▶ [Prompt] Check each line of the records below and collect those that include the word "JSON".
======== Exercise input
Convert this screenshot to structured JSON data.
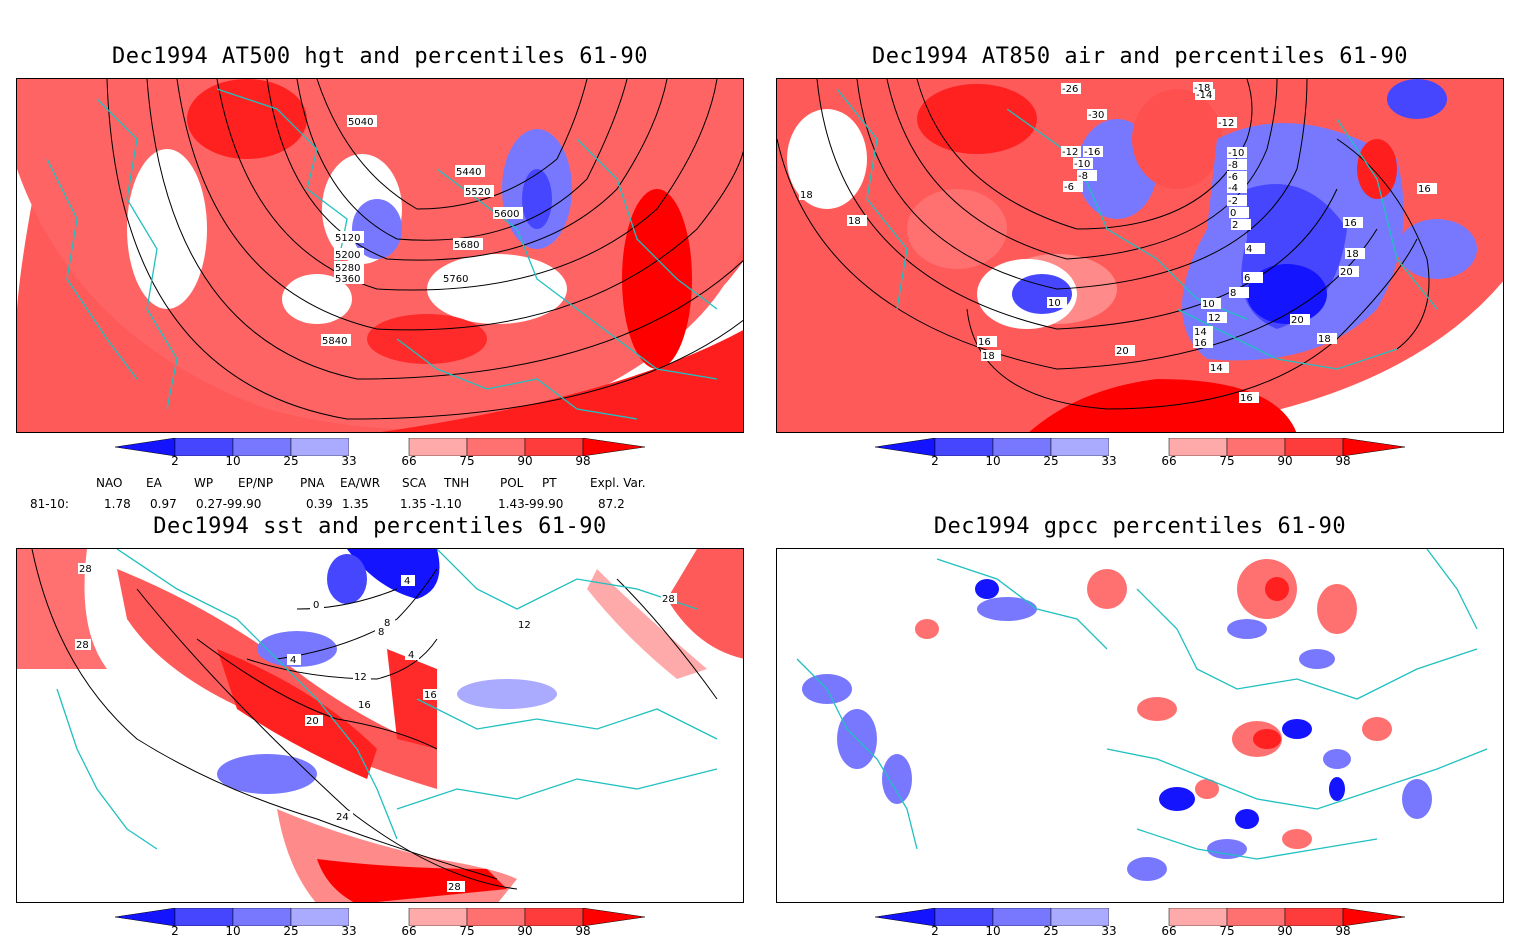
{
  "panels": [
    {
      "title": "Dec1994 AT500 hgt and percentiles 61-90",
      "contour_labels": [
        "5040",
        "5120",
        "5200",
        "5280",
        "5360",
        "5440",
        "5520",
        "5600",
        "5680",
        "5760",
        "5840"
      ]
    },
    {
      "title": "Dec1994 AT850 air and percentiles 61-90",
      "contour_labels": [
        "-26",
        "-18",
        "-14",
        "-12",
        "-30",
        "-12",
        "-16",
        "-10",
        "-8",
        "-6",
        "-10",
        "-8",
        "-6",
        "-4",
        "-2",
        "0",
        "2",
        "4",
        "6",
        "8",
        "10",
        "12",
        "14",
        "16",
        "20",
        "18",
        "20",
        "16",
        "16",
        "18",
        "10",
        "14",
        "18",
        "16",
        "18",
        "20",
        "16",
        "18"
      ]
    },
    {
      "title": "Dec1994 sst and percentiles 61-90",
      "contour_labels": [
        "28",
        "28",
        "28",
        "0",
        "4",
        "8",
        "4",
        "12",
        "8",
        "4",
        "16",
        "20",
        "16",
        "24",
        "28",
        "12"
      ]
    },
    {
      "title": "Dec1994 gpcc percentiles 61-90",
      "contour_labels": []
    }
  ],
  "colorbar": {
    "labels": [
      "2",
      "10",
      "25",
      "33",
      "66",
      "75",
      "90",
      "98"
    ],
    "colors": [
      "#1414ff",
      "#4646ff",
      "#7878ff",
      "#aaaaff",
      "#ffffff",
      "#ffaaaa",
      "#ff7070",
      "#ff3c3c",
      "#ff0000"
    ]
  },
  "indices": {
    "headers": [
      "NAO",
      "EA",
      "WP",
      "EP/NP",
      "PNA",
      "EA/WR",
      "SCA",
      "TNH",
      "POL",
      "PT",
      "Expl. Var."
    ],
    "row_label": "81-10:",
    "values": [
      "1.78",
      "0.97",
      "0.27-99.90",
      "0.39",
      "1.35",
      "1.35 -1.10",
      "1.43-99.90",
      "87.2"
    ]
  },
  "colors": {
    "coast": "#20c0c0",
    "contour": "#000000"
  }
}
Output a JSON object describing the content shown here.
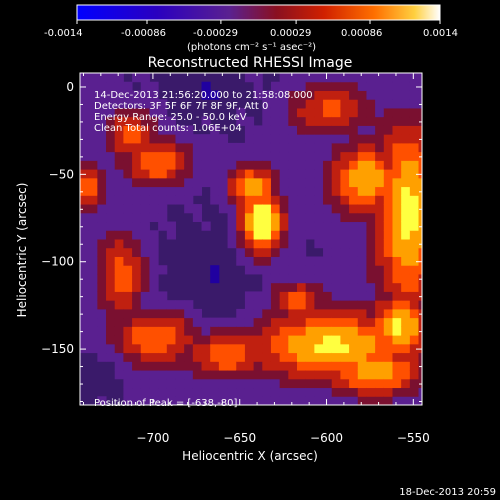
{
  "colorbar": {
    "ticks": [
      "-0.0014",
      "-0.00086",
      "-0.00029",
      "0.00029",
      "0.00086",
      "0.0014"
    ],
    "unit_label": "(photons cm⁻² s⁻¹ asec⁻²)",
    "range": [
      -0.0014,
      0.0014
    ]
  },
  "footer": {
    "timestamp": "18-Dec-2013 20:59"
  },
  "chart_data": {
    "type": "heatmap",
    "title": "Reconstructed RHESSI Image",
    "xlabel": "Heliocentric X (arcsec)",
    "ylabel": "Heliocentric Y (arcsec)",
    "xlim": [
      -742,
      -545
    ],
    "ylim": [
      -182,
      8
    ],
    "x_ticks": [
      -700,
      -650,
      -600,
      -550
    ],
    "y_ticks": [
      0,
      -50,
      -100,
      -150
    ],
    "annotations": [
      "14-Dec-2013 21:56:20.000 to 21:58:08.000",
      "Detectors: 3F 5F 6F 7F 8F 9F, Att 0",
      "Energy Range: 25.0 - 50.0 keV",
      "Clean    Total counts: 1.06E+04"
    ],
    "peak_label": "Position of Peak = [-638,-80]",
    "peak_position": [
      -638,
      -80
    ],
    "colormap": [
      "#0000ff",
      "#2000a0",
      "#3a1070",
      "#5a2090",
      "#7a1030",
      "#c02010",
      "#ff5000",
      "#ffa000",
      "#ffff40",
      "#ffffff"
    ]
  }
}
================
▶ [Output for this task]
Convert this screenshot to structured JSON data.
Output a JSON object describing the content shown here.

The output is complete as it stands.